*EXTRACTED ENTRIES*:
▼
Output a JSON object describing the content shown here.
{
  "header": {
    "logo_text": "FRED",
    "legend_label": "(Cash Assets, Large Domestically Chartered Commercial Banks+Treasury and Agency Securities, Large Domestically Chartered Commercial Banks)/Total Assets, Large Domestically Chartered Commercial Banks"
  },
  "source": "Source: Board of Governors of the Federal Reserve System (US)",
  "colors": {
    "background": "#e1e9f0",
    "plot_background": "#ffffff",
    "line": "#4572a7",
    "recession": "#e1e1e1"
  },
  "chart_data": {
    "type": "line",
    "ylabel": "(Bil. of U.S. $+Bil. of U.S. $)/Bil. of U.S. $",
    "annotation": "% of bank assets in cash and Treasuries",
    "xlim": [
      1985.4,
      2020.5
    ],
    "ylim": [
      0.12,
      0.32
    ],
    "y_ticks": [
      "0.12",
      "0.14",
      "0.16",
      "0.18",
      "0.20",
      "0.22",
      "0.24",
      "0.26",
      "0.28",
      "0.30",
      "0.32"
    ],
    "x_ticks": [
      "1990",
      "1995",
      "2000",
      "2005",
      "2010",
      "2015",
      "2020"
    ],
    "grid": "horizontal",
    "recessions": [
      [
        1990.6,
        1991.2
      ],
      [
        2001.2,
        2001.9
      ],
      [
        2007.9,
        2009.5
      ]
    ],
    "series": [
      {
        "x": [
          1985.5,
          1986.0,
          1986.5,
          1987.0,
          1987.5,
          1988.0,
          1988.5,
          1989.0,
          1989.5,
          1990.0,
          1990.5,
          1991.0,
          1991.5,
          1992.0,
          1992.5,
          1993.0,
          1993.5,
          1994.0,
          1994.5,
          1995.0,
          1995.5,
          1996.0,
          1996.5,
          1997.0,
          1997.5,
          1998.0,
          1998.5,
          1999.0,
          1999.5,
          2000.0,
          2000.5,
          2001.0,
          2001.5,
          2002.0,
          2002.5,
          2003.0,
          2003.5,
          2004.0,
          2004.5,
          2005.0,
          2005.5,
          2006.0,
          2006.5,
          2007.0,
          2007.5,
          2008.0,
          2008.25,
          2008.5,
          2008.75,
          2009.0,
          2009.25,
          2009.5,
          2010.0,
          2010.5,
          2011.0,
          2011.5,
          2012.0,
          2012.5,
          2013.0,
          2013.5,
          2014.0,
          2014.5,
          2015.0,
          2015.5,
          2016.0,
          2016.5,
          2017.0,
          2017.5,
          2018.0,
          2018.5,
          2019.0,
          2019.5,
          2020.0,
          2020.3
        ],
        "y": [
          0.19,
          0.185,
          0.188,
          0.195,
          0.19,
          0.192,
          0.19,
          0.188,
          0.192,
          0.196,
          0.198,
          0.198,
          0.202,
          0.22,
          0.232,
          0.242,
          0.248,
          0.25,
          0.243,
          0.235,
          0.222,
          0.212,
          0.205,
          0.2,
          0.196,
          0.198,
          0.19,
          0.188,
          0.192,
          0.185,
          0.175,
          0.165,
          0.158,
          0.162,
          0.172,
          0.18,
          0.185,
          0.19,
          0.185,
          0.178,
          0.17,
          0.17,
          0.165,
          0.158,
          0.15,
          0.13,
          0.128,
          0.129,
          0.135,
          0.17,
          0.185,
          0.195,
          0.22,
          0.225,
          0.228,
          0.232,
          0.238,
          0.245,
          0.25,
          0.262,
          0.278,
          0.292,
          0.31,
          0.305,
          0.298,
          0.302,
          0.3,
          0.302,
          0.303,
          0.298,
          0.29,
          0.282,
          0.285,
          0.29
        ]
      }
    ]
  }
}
▲
*TASK STATEMENT*: Each line of the material must be restated exactly.

*RESPONSE BELOW*:
Output a JSON object describing the content shown here.
{
  "header": {
    "logo_text": "FRED",
    "legend_label": "(Cash Assets, Large Domestically Chartered Commercial Banks+Treasury and Agency Securities, Large Domestically Chartered Commercial Banks)/Total Assets, Large Domestically Chartered Commercial Banks"
  },
  "source": "Source: Board of Governors of the Federal Reserve System (US)",
  "colors": {
    "background": "#e1e9f0",
    "plot_background": "#ffffff",
    "line": "#4572a7",
    "recession": "#e1e1e1"
  },
  "chart_data": {
    "type": "line",
    "ylabel": "(Bil. of U.S. $+Bil. of U.S. $)/Bil. of U.S. $",
    "annotation": "% of bank assets in cash and Treasuries",
    "xlim": [
      1985.4,
      2020.5
    ],
    "ylim": [
      0.12,
      0.32
    ],
    "y_ticks": [
      "0.12",
      "0.14",
      "0.16",
      "0.18",
      "0.20",
      "0.22",
      "0.24",
      "0.26",
      "0.28",
      "0.30",
      "0.32"
    ],
    "x_ticks": [
      "1990",
      "1995",
      "2000",
      "2005",
      "2010",
      "2015",
      "2020"
    ],
    "grid": "horizontal",
    "recessions": [
      [
        1990.6,
        1991.2
      ],
      [
        2001.2,
        2001.9
      ],
      [
        2007.9,
        2009.5
      ]
    ],
    "series": [
      {
        "x": [
          1985.5,
          1986.0,
          1986.5,
          1987.0,
          1987.5,
          1988.0,
          1988.5,
          1989.0,
          1989.5,
          1990.0,
          1990.5,
          1991.0,
          1991.5,
          1992.0,
          1992.5,
          1993.0,
          1993.5,
          1994.0,
          1994.5,
          1995.0,
          1995.5,
          1996.0,
          1996.5,
          1997.0,
          1997.5,
          1998.0,
          1998.5,
          1999.0,
          1999.5,
          2000.0,
          2000.5,
          2001.0,
          2001.5,
          2002.0,
          2002.5,
          2003.0,
          2003.5,
          2004.0,
          2004.5,
          2005.0,
          2005.5,
          2006.0,
          2006.5,
          2007.0,
          2007.5,
          2008.0,
          2008.25,
          2008.5,
          2008.75,
          2009.0,
          2009.25,
          2009.5,
          2010.0,
          2010.5,
          2011.0,
          2011.5,
          2012.0,
          2012.5,
          2013.0,
          2013.5,
          2014.0,
          2014.5,
          2015.0,
          2015.5,
          2016.0,
          2016.5,
          2017.0,
          2017.5,
          2018.0,
          2018.5,
          2019.0,
          2019.5,
          2020.0,
          2020.3
        ],
        "y": [
          0.19,
          0.185,
          0.188,
          0.195,
          0.19,
          0.192,
          0.19,
          0.188,
          0.192,
          0.196,
          0.198,
          0.198,
          0.202,
          0.22,
          0.232,
          0.242,
          0.248,
          0.25,
          0.243,
          0.235,
          0.222,
          0.212,
          0.205,
          0.2,
          0.196,
          0.198,
          0.19,
          0.188,
          0.192,
          0.185,
          0.175,
          0.165,
          0.158,
          0.162,
          0.172,
          0.18,
          0.185,
          0.19,
          0.185,
          0.178,
          0.17,
          0.17,
          0.165,
          0.158,
          0.15,
          0.13,
          0.128,
          0.129,
          0.135,
          0.17,
          0.185,
          0.195,
          0.22,
          0.225,
          0.228,
          0.232,
          0.238,
          0.245,
          0.25,
          0.262,
          0.278,
          0.292,
          0.31,
          0.305,
          0.298,
          0.302,
          0.3,
          0.302,
          0.303,
          0.298,
          0.29,
          0.282,
          0.285,
          0.29
        ]
      }
    ]
  }
}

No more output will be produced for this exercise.